Task brief
Output exactly the lines between the line that contains "Extract the structured" and the last line of the material, counting both.

Excerpted records
--------------------------------------------------

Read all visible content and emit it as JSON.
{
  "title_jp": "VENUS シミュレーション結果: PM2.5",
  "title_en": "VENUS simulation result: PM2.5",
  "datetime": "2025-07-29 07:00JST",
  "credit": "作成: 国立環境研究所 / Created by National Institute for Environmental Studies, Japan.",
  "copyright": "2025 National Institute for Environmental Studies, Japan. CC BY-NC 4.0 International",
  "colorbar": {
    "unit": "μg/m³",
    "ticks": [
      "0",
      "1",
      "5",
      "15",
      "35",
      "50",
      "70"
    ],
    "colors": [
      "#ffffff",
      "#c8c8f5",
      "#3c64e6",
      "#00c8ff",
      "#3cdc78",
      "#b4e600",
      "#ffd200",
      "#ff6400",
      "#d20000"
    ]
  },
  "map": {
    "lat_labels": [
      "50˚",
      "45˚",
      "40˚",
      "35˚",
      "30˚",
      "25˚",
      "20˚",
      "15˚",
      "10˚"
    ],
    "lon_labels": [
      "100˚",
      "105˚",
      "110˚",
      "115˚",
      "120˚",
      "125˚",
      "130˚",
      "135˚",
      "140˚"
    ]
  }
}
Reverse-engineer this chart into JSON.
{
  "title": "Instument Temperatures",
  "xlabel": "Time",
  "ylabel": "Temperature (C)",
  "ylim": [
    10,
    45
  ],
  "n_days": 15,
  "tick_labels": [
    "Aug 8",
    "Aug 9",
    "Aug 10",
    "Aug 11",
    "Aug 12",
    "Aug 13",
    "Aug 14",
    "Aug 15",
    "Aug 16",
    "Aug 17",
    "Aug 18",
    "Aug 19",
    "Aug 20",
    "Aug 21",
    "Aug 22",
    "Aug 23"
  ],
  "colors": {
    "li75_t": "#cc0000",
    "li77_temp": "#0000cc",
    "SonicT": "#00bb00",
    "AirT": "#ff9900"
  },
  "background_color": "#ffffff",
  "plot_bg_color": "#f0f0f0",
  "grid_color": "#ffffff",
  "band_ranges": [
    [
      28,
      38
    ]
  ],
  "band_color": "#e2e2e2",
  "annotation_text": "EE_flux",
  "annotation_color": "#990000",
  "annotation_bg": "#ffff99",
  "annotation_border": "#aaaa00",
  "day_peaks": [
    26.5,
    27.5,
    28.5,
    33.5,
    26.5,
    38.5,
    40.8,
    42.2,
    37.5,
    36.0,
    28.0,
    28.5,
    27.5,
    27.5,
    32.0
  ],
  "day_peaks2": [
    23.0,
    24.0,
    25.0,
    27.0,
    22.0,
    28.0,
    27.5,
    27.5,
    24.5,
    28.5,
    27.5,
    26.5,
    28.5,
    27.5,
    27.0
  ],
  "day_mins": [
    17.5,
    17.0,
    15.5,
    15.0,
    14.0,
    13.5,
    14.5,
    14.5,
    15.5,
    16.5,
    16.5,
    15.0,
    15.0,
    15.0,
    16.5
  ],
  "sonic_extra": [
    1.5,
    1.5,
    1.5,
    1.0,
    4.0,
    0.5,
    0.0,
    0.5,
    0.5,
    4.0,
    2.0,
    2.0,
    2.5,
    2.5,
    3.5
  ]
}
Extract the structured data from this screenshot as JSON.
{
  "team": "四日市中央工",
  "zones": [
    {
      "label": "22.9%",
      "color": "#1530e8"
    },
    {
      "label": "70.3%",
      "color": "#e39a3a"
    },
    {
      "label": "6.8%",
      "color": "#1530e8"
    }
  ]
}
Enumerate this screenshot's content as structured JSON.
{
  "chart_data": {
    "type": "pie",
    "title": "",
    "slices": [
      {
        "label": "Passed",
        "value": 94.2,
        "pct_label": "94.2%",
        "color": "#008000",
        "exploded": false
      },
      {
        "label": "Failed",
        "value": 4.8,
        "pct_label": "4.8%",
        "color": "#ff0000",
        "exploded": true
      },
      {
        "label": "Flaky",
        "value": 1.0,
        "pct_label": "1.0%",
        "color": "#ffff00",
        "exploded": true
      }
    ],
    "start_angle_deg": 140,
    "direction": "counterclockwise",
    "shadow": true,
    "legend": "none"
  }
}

--------------------------------------------------

Final result
Extract the structured data from this screenshot as JSON.
{
  "team": "四日市中央工",
  "zones": [
    {
      "label": "22.9%",
      "color": "#1530e8"
    },
    {
      "label": "70.3%",
      "color": "#e39a3a"
    },
    {
      "label": "6.8%",
      "color": "#1530e8"
    }
  ]
}
Enumerate this screenshot's content as structured JSON.
{
  "chart_data": {
    "type": "pie",
    "title": "",
    "slices": [
      {
        "label": "Passed",
        "value": 94.2,
        "pct_label": "94.2%",
        "color": "#008000",
        "exploded": false
      },
      {
        "label": "Failed",
        "value": 4.8,
        "pct_label": "4.8%",
        "color": "#ff0000",
        "exploded": true
      },
      {
        "label": "Flaky",
        "value": 1.0,
        "pct_label": "1.0%",
        "color": "#ffff00",
        "exploded": true
      }
    ],
    "start_angle_deg": 140,
    "direction": "counterclockwise",
    "shadow": true,
    "legend": "none"
  }
}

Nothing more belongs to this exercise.